## Stated exercise
From the entries that follow, gather each line holding the word "avant".

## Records

## Start

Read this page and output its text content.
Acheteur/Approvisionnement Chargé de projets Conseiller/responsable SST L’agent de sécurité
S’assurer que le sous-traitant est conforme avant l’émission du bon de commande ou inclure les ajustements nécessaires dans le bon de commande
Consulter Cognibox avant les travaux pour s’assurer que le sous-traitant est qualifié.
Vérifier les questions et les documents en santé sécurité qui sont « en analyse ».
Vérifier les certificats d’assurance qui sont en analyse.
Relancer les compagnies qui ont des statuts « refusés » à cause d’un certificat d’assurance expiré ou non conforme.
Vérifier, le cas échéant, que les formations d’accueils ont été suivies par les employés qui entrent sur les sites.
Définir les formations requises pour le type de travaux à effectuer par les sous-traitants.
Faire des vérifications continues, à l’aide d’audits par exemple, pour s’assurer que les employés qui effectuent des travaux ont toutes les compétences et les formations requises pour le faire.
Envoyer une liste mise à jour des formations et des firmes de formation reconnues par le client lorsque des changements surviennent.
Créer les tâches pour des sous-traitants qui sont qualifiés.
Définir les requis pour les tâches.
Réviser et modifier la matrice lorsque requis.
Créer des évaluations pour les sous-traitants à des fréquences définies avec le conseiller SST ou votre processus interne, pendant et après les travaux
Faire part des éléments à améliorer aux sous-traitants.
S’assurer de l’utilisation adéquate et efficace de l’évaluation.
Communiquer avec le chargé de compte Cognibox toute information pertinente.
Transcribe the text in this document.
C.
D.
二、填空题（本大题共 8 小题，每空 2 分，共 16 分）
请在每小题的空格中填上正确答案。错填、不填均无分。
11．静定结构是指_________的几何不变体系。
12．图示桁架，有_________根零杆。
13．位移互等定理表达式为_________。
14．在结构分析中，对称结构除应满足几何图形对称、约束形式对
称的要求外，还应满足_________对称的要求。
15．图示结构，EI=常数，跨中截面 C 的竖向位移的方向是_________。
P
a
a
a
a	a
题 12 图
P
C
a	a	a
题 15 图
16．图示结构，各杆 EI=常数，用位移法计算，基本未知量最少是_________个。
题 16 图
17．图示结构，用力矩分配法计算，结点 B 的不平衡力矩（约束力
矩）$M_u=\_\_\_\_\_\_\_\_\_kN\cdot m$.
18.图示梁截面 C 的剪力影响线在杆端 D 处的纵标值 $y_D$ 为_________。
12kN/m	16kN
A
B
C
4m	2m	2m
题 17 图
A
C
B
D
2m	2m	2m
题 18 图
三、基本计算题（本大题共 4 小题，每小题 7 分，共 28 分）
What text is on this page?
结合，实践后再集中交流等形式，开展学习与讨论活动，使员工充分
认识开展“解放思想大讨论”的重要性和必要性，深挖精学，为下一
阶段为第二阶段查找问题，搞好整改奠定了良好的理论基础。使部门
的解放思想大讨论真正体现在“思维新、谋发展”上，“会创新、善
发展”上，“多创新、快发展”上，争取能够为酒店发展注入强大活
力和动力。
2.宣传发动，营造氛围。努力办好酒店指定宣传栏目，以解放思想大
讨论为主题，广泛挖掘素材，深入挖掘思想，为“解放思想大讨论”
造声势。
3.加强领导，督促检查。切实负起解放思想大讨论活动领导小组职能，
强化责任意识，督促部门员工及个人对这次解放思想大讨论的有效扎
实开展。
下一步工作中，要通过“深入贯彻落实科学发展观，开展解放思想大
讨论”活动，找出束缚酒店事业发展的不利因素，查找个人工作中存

## End

## Finished answer
S’assurer que le sous-traitant est conforme avant l’émission du bon de commande ou inclure les ajustements nécessaires dans le bon de commande
Consulter Cognibox avant les travaux pour s’assurer que le sous-traitant est qualifié.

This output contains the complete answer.